___ RECORDED DATA
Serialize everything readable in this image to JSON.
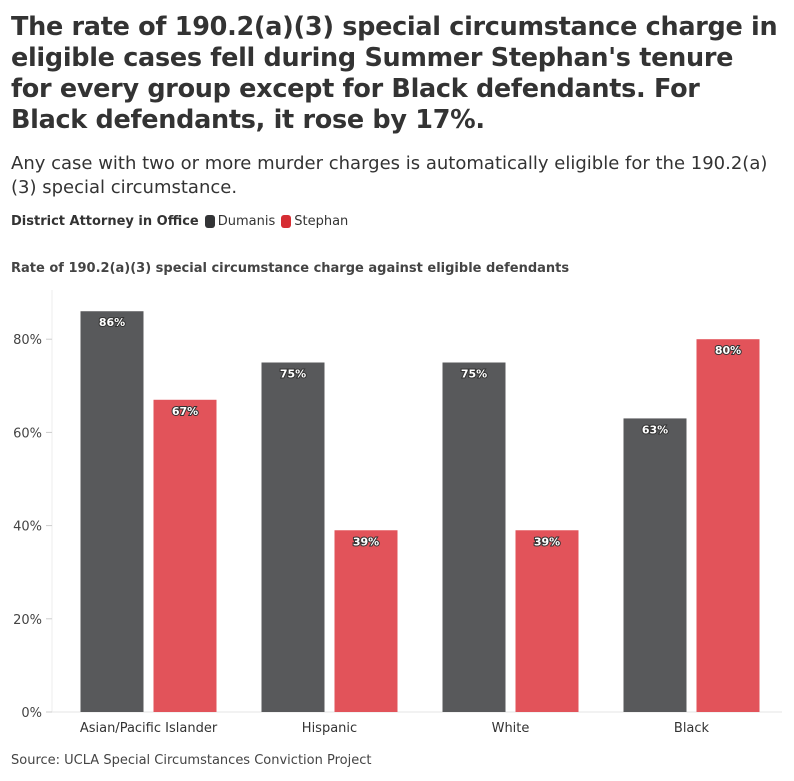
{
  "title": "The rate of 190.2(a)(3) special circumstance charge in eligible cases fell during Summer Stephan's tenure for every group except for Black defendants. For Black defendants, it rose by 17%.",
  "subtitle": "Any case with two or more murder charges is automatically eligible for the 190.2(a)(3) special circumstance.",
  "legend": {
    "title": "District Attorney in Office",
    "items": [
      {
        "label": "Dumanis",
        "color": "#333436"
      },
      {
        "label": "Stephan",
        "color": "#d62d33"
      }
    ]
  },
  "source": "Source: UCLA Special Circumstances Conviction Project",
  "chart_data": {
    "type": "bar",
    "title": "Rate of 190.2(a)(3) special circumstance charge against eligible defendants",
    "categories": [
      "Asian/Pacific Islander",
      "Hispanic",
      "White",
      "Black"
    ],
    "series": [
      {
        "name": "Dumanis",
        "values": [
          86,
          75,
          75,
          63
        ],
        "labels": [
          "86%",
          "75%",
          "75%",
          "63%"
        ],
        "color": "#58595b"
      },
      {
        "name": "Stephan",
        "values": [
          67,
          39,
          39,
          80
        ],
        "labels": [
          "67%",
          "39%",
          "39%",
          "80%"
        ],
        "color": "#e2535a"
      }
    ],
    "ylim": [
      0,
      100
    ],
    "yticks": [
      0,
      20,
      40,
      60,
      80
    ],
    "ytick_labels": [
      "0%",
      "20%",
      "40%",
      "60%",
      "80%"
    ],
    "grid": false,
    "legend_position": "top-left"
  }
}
______
Each line of the data is to be duplicated exactly; pictures stay out of the copy.

• **FINISHED ANSWER**
Serialize everything readable in this image to JSON.
{
  "title": "The rate of 190.2(a)(3) special circumstance charge in eligible cases fell during Summer Stephan's tenure for every group except for Black defendants. For Black defendants, it rose by 17%.",
  "subtitle": "Any case with two or more murder charges is automatically eligible for the 190.2(a)(3) special circumstance.",
  "legend": {
    "title": "District Attorney in Office",
    "items": [
      {
        "label": "Dumanis",
        "color": "#333436"
      },
      {
        "label": "Stephan",
        "color": "#d62d33"
      }
    ]
  },
  "source": "Source: UCLA Special Circumstances Conviction Project",
  "chart_data": {
    "type": "bar",
    "title": "Rate of 190.2(a)(3) special circumstance charge against eligible defendants",
    "categories": [
      "Asian/Pacific Islander",
      "Hispanic",
      "White",
      "Black"
    ],
    "series": [
      {
        "name": "Dumanis",
        "values": [
          86,
          75,
          75,
          63
        ],
        "labels": [
          "86%",
          "75%",
          "75%",
          "63%"
        ],
        "color": "#58595b"
      },
      {
        "name": "Stephan",
        "values": [
          67,
          39,
          39,
          80
        ],
        "labels": [
          "67%",
          "39%",
          "39%",
          "80%"
        ],
        "color": "#e2535a"
      }
    ],
    "ylim": [
      0,
      100
    ],
    "yticks": [
      0,
      20,
      40,
      60,
      80
    ],
    "ytick_labels": [
      "0%",
      "20%",
      "40%",
      "60%",
      "80%"
    ],
    "grid": false,
    "legend_position": "top-left"
  }
}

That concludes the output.